Write out every line below that includes the word "name".
— begin PROVIDED DATA —
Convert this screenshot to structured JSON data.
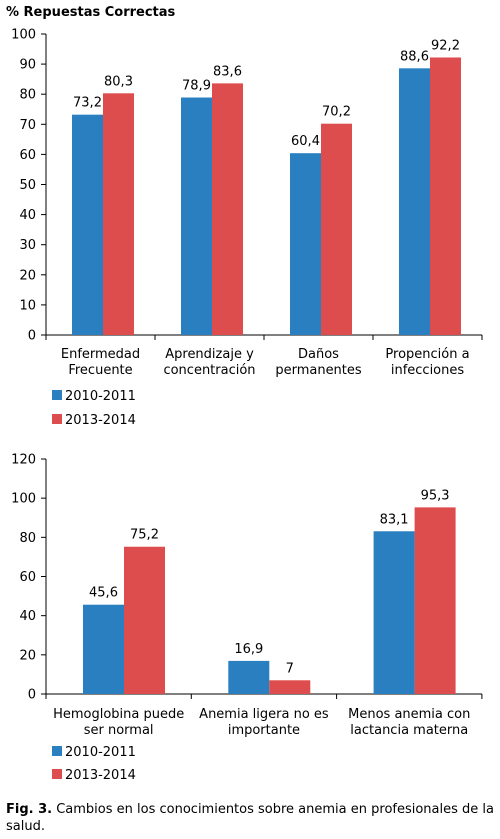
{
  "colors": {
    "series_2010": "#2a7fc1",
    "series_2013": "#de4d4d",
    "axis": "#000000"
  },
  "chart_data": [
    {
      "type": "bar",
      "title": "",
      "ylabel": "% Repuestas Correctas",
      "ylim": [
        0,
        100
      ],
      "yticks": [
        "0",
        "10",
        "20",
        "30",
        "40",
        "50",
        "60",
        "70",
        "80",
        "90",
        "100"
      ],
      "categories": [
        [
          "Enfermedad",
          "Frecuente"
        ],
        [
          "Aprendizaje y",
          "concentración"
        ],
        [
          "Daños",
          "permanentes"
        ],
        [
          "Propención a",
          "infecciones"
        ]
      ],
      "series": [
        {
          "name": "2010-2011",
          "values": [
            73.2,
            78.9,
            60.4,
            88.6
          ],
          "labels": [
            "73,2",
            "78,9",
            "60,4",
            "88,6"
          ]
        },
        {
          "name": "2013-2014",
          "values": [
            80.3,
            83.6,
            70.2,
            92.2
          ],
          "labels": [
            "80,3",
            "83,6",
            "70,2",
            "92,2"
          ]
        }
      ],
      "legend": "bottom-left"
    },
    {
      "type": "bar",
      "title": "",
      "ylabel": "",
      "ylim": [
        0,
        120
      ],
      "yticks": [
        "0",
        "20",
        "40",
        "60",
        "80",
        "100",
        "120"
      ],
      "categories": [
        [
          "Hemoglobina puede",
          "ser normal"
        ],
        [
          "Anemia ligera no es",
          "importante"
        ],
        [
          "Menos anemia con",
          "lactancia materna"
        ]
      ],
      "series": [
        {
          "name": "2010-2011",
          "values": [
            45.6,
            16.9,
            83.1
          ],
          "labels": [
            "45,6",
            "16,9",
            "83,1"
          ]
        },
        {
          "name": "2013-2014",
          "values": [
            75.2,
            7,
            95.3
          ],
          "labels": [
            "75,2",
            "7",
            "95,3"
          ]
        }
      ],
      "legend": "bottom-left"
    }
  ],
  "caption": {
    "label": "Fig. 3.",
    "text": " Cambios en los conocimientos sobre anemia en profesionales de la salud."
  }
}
— end PROVIDED DATA —
— begin PROVIDED DATA —
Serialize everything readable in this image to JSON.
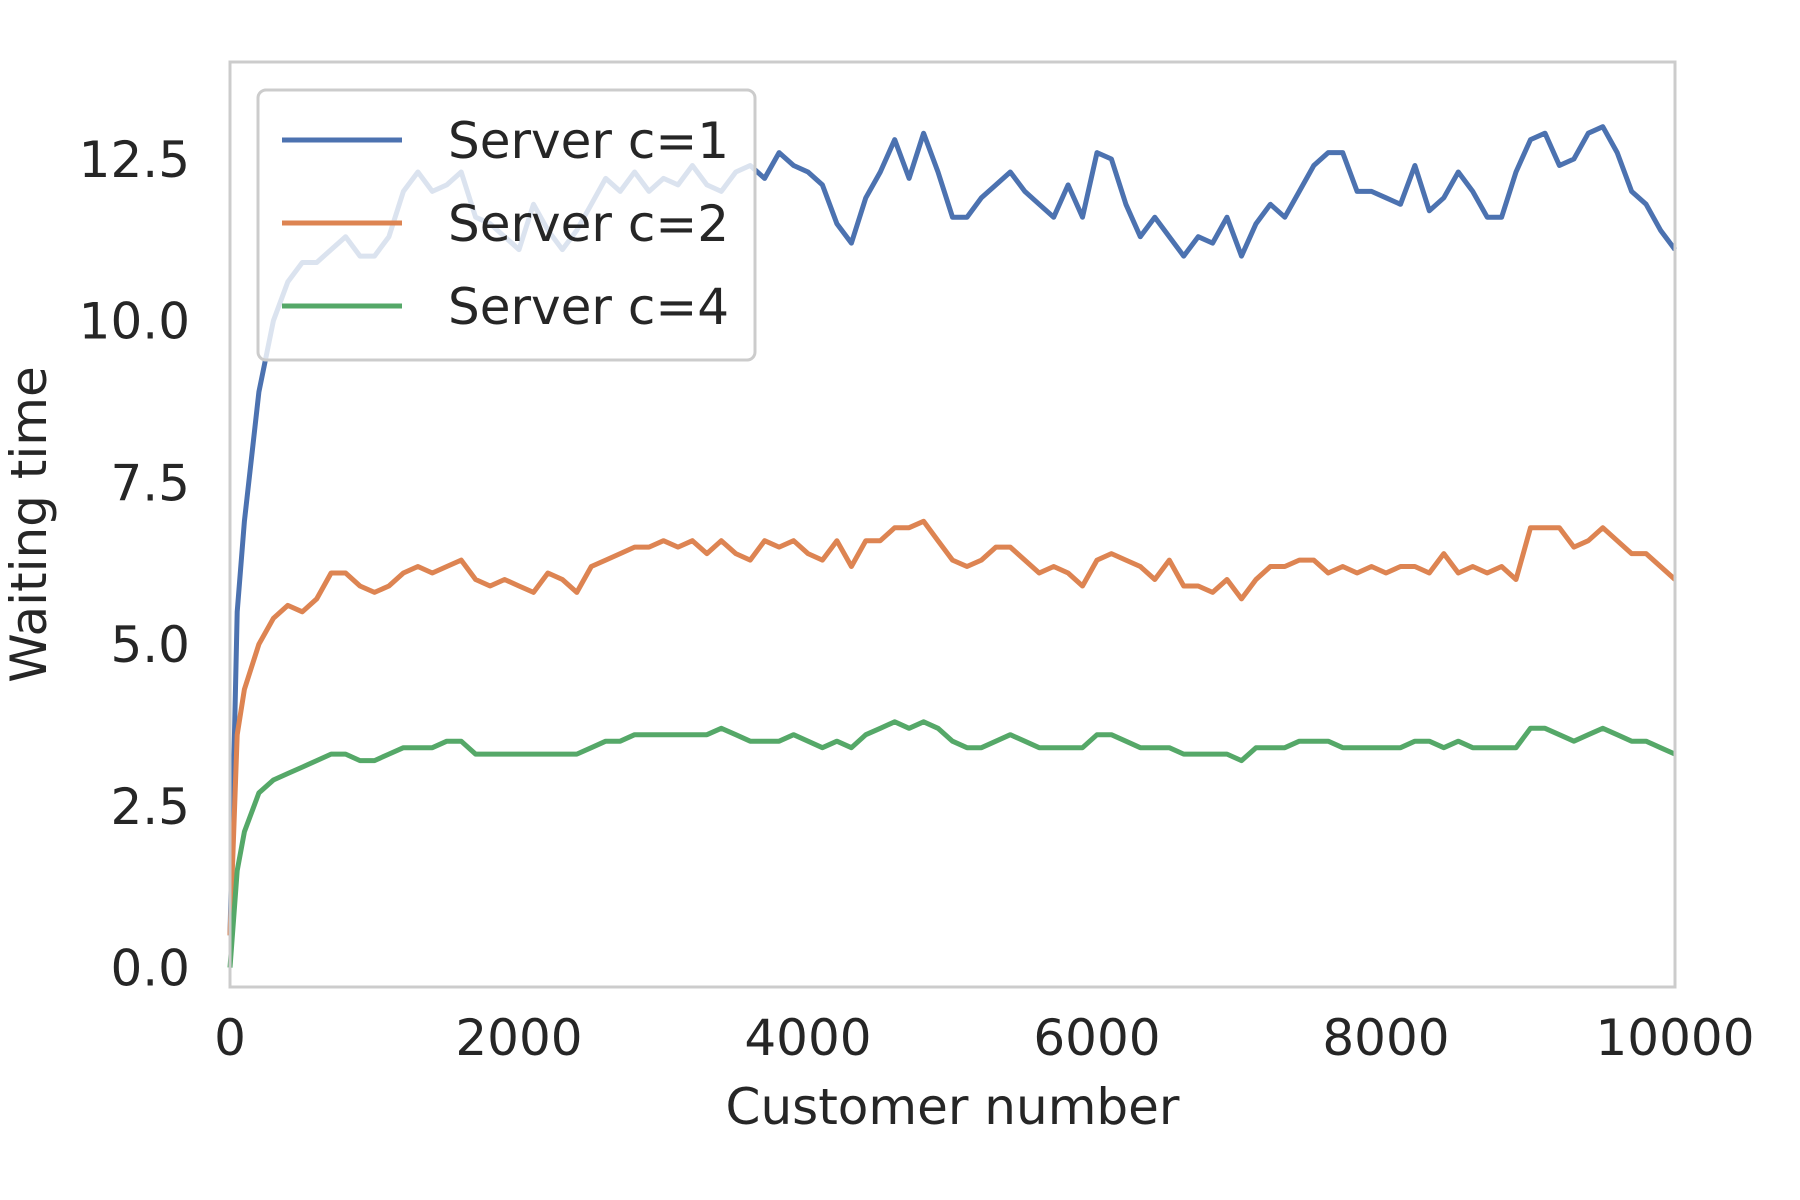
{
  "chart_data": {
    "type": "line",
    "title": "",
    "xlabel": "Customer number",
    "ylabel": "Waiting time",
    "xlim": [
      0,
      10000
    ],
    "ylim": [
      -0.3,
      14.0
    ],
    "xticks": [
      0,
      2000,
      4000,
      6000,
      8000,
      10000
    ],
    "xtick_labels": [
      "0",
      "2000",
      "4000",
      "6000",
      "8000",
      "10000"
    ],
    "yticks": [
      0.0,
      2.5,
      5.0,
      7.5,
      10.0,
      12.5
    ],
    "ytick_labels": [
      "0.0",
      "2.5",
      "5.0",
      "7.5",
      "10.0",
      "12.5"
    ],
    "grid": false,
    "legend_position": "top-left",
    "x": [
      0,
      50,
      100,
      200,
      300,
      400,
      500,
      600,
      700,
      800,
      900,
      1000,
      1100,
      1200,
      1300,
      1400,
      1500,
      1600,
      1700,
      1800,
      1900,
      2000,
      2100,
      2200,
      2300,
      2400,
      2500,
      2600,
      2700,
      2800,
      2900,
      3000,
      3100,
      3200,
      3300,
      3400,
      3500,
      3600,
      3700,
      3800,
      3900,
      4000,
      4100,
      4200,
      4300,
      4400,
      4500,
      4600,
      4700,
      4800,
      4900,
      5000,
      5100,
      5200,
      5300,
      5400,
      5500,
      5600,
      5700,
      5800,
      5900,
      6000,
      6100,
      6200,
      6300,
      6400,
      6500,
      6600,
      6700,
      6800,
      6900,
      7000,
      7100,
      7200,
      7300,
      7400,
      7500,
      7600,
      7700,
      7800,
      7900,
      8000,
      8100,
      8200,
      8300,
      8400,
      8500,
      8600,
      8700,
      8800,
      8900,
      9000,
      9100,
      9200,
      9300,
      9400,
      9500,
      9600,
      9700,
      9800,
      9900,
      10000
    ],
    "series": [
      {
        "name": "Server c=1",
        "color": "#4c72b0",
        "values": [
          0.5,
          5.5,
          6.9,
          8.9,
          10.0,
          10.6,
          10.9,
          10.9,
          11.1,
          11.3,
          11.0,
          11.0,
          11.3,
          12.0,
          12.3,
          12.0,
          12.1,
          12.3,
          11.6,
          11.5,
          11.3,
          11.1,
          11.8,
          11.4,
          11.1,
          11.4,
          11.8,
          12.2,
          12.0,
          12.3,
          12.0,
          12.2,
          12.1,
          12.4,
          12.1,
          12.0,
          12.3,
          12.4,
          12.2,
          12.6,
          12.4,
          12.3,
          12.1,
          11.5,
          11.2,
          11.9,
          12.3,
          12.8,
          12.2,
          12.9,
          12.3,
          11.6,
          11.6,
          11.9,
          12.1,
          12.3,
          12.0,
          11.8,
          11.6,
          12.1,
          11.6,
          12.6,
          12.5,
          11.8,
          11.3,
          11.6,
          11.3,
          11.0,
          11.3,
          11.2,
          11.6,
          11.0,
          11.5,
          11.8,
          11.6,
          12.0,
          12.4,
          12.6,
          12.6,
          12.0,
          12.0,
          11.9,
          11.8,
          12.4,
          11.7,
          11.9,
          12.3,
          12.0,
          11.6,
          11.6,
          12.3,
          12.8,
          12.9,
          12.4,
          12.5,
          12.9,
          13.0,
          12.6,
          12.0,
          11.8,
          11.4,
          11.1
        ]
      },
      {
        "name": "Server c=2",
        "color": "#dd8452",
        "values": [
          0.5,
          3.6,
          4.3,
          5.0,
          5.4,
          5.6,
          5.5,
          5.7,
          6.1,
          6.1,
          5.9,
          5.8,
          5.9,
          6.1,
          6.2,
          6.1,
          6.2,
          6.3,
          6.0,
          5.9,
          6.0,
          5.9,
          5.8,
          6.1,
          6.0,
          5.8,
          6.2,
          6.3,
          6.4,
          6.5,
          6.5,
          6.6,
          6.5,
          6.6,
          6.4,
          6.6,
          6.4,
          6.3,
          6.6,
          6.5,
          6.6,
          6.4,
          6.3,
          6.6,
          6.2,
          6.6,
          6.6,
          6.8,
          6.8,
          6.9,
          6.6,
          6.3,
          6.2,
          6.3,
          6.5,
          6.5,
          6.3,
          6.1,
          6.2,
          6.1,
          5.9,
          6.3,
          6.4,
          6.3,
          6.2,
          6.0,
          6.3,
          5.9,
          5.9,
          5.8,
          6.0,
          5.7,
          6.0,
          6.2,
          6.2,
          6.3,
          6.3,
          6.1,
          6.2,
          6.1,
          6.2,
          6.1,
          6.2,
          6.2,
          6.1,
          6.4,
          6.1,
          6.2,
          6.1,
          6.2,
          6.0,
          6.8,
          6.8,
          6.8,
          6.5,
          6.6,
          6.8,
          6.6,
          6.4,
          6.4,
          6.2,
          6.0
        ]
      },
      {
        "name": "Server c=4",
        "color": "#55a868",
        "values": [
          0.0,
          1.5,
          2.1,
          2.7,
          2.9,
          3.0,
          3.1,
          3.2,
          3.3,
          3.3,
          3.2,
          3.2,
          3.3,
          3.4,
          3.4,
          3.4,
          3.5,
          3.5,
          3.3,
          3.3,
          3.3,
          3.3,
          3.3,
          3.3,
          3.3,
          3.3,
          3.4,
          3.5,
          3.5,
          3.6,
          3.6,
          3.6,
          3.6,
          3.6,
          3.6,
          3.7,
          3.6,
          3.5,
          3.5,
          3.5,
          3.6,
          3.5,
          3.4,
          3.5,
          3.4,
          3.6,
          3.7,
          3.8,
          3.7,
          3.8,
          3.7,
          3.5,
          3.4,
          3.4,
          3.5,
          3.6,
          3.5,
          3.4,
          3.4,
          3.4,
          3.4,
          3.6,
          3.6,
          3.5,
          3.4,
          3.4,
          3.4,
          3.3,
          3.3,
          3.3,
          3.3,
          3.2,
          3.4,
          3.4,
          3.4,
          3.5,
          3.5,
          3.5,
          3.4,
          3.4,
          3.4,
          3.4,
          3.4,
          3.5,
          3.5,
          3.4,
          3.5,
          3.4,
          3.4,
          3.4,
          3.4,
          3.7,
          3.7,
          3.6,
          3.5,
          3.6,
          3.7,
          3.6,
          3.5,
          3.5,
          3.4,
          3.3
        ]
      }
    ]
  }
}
— end PROVIDED DATA —
▶ FINAL RESULT:
          "name": "2010-2011",
          "name": "2013-2014",
          "name": "2010-2011",
          "name": "2013-2014",
        "name": "Server c=1",
        "name": "Server c=2",
        "name": "Server c=4",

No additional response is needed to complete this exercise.